*SHORT TASK*.
Resume the Python assertions and profiling tutorial below, picking up right after its last line.

** Start of PASSAGE **

6. Assert Statements#

Catch bugs early by asserting what should be true.

def calculate_average(numbers):
    # Assertions help catch bugs during development
    assert len(numbers) > 0, "Cannot calculate average of empty list"
    assert all(isinstance(n, (int, float)) for n in numbers), "All items must be numbers"
    
    return sum(numbers) / len(numbers)

# This works
print(calculate_average([1, 2, 3]))

# These will fail with helpful messages
# calculate_average([])  # AssertionError: Cannot calculate average of empty list
# calculate_average([1, "two", 3])  # AssertionError: All items must be numbers

Best Practices:

Use for internal checks (sanity checks)
NOT for user input validation (use exceptions)
Can be disabled with python -O (optimize flag)

7. Performance Profiling#

“Premature optimization is the root of all evil” - Donald Knuth

But when you DO need to optimize, profile first!

Timing Code - Simple Way#

import time

def slow_function():
    total = 0
    for i in range(1000000):
        total += i
    return total

# Time it
start = time.time()
result = slow_function()
end = time.time()

** End of PASSAGE **
** Start of GIVEN INFORMATION **

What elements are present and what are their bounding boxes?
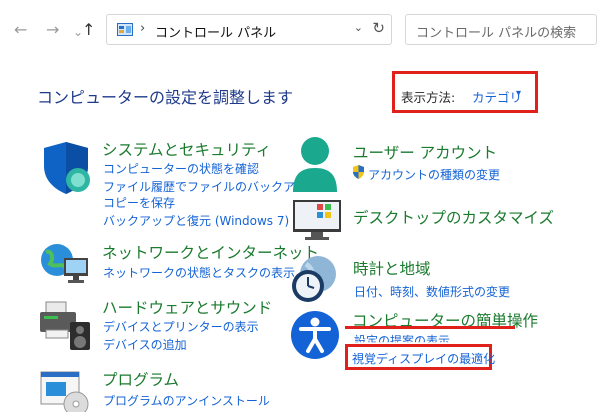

** End of GIVEN INFORMATION **

*RESULT*.
print(f"Took {end - start:.4f} seconds")

Using timeit Module#

import timeit

# Time a snippet (runs multiple times for accuracy)
time_taken = timeit.timeit(
    stmt="sum(range(1000))",
    number=10000  # Run 10000 times
)

print(f"Average time: {time_taken / 10000:.6f} seconds")

# Compare two approaches
approach1 = timeit.timeit("[i**2 for i in range(100)]", number=10000)
approach2 = timeit.timeit("list(map(lambda x: x**2, range(100)))", number=10000)

print(f"List comprehension: {approach1:.6f}s")
print(f"Map/lambda: {approach2:.6f}s")
print(f"Winner: {'List comprehension' if approach1 < approach2 else 'Map/lambda'}")

Jupyter Magic Commands#

# Time a single line
%timeit sum(range(1000))

# Time a cell
%%timeit
total = 0
for i in range(1000):
    total += i

cProfile - Detailed Profiling#

import cProfile
import pstats
from io import StringIO

def fibonacci(n):
    if n <= 1:
        return n
    return fibonacci(n-1) + fibonacci(n-2)

def calculate_fibs():
    results = []
    for i in range(20):
        results.append(fibonacci(i))
    return results

# Profile the function
profiler = cProfile.Profile()
profiler.enable()

calculate_fibs()

profiler.disable()

# Print stats
s = StringIO()
ps = pstats.Stats(profiler, stream=s).sort_stats('cumulative')
ps.print_stats(10)  # Top 10 functions
print(s.getvalue())

Reading cProfile output:

ncalls - Number of times called
tottime - Total time in this function (excluding sub-calls)
cumtime - Total time including sub-calls
Focus on functions with high cumtime!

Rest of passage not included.